* **The request**
Transcribe the material below line for line with no changes, leaving out the picture.

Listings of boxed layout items
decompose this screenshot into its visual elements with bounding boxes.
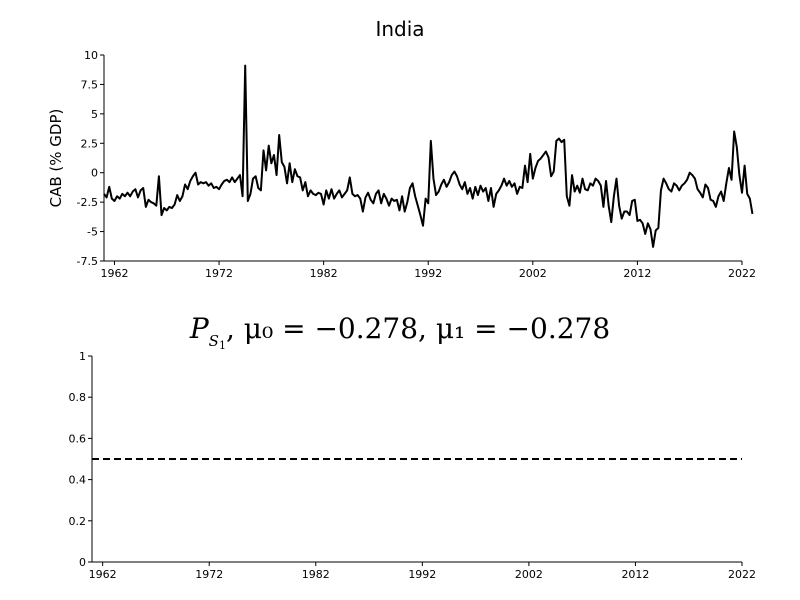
top-chart-title: India [375,17,424,41]
bottom-chart-x-tick-label: 2002 [515,568,543,581]
bottom-chart-x-tick-label: 1992 [408,568,436,581]
top-chart-y-tick-label: 7.5 [81,78,99,91]
bottom-chart-x-tick-label: 1972 [195,568,223,581]
top-chart-y-tick-label: -2.5 [77,196,98,209]
bottom-chart-y-tick-label: 0.8 [69,391,87,404]
bottom-chart-y-tick-label: 0 [79,556,86,569]
bottom-chart: 0 0.2 0.4 0.6 0.8 1 1962 1972 1982 1992 2002 2012 20… [69,350,757,581]
bottom-chart-x-tick-label: 2012 [621,568,649,581]
top-chart-y-tick-label: 10 [84,49,98,62]
top-chart-x-tick-label: 1982 [310,267,338,280]
bottom-chart-y-tick-label: 0.2 [69,515,87,528]
top-chart-x-tick-label: 2022 [728,267,756,280]
top-chart-x-tick-label: 1992 [414,267,442,280]
top-chart-y-tick-label: 5 [91,108,98,121]
bottom-chart-x-tick-label: 1982 [302,568,330,581]
bottom-chart-x-tick-label: 1962 [89,568,117,581]
top-chart-y-tick-label: 2.5 [81,137,99,150]
bottom-chart-y-tick-label: 0.4 [69,474,87,487]
top-chart-series-line [103,64,754,248]
top-chart: -7.5 -5 -2.5 0 2.5 5 7.5 10 1962 1972 1982 1992 2002… [77,49,756,280]
top-chart-x-tick-label: 1962 [100,267,128,280]
top-chart-y-tick-label: 0 [91,167,98,180]
top-chart-y-tick-label: -7.5 [77,255,98,268]
top-chart-ylabel: CAB (% GDP) [47,109,65,208]
top-chart-x-tick-label: 2012 [623,267,651,280]
bottom-chart-x-tick-label: 2022 [728,568,756,581]
top-chart-x-tick-label: 2002 [519,267,547,280]
bottom-chart-y-tick-label: 1 [79,350,86,363]
top-chart-x-tick-label: 1972 [205,267,233,280]
top-chart-y-tick-label: -5 [87,226,98,239]
bottom-chart-y-tick-label: 0.6 [69,432,87,445]
bottom-chart-title: PS1, μ₀ = −0.278, μ₁ = −0.278 [189,312,610,352]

* **The completed task**
decompose this screenshot into its visual elements with bounding boxes.
top-chart-title: India [375,17,424,41]
bottom-chart-x-tick-label: 2002 [515,568,543,581]
bottom-chart-x-tick-label: 1992 [408,568,436,581]
top-chart-y-tick-label: 7.5 [81,78,99,91]
bottom-chart-x-tick-label: 1972 [195,568,223,581]
top-chart-y-tick-label: -2.5 [77,196,98,209]
bottom-chart-y-tick-label: 0.8 [69,391,87,404]
bottom-chart-y-tick-label: 0 [79,556,86,569]
bottom-chart: 0 0.2 0.4 0.6 0.8 1 1962 1972 1982 1992 2002 2012 20… [69,350,757,581]
bottom-chart-x-tick-label: 2012 [621,568,649,581]
top-chart-y-tick-label: 10 [84,49,98,62]
top-chart-x-tick-label: 1982 [310,267,338,280]
bottom-chart-y-tick-label: 0.2 [69,515,87,528]
top-chart-x-tick-label: 2022 [728,267,756,280]
top-chart-x-tick-label: 1992 [414,267,442,280]
top-chart-y-tick-label: 5 [91,108,98,121]
bottom-chart-x-tick-label: 1982 [302,568,330,581]
bottom-chart-x-tick-label: 1962 [89,568,117,581]
top-chart-y-tick-label: 2.5 [81,137,99,150]
bottom-chart-y-tick-label: 0.4 [69,474,87,487]
top-chart-series-line [103,64,754,248]
top-chart: -7.5 -5 -2.5 0 2.5 5 7.5 10 1962 1972 1982 1992 2002… [77,49,756,280]
top-chart-x-tick-label: 1962 [100,267,128,280]
top-chart-y-tick-label: 0 [91,167,98,180]
top-chart-y-tick-label: -7.5 [77,255,98,268]
top-chart-ylabel: CAB (% GDP) [47,109,65,208]
top-chart-x-tick-label: 2012 [623,267,651,280]
bottom-chart-x-tick-label: 2022 [728,568,756,581]
top-chart-x-tick-label: 2002 [519,267,547,280]
bottom-chart-y-tick-label: 1 [79,350,86,363]
top-chart-x-tick-label: 1972 [205,267,233,280]
top-chart-y-tick-label: -5 [87,226,98,239]
bottom-chart-y-tick-label: 0.6 [69,432,87,445]
bottom-chart-title: PS1, μ₀ = −0.278, μ₁ = −0.278 [189,312,610,352]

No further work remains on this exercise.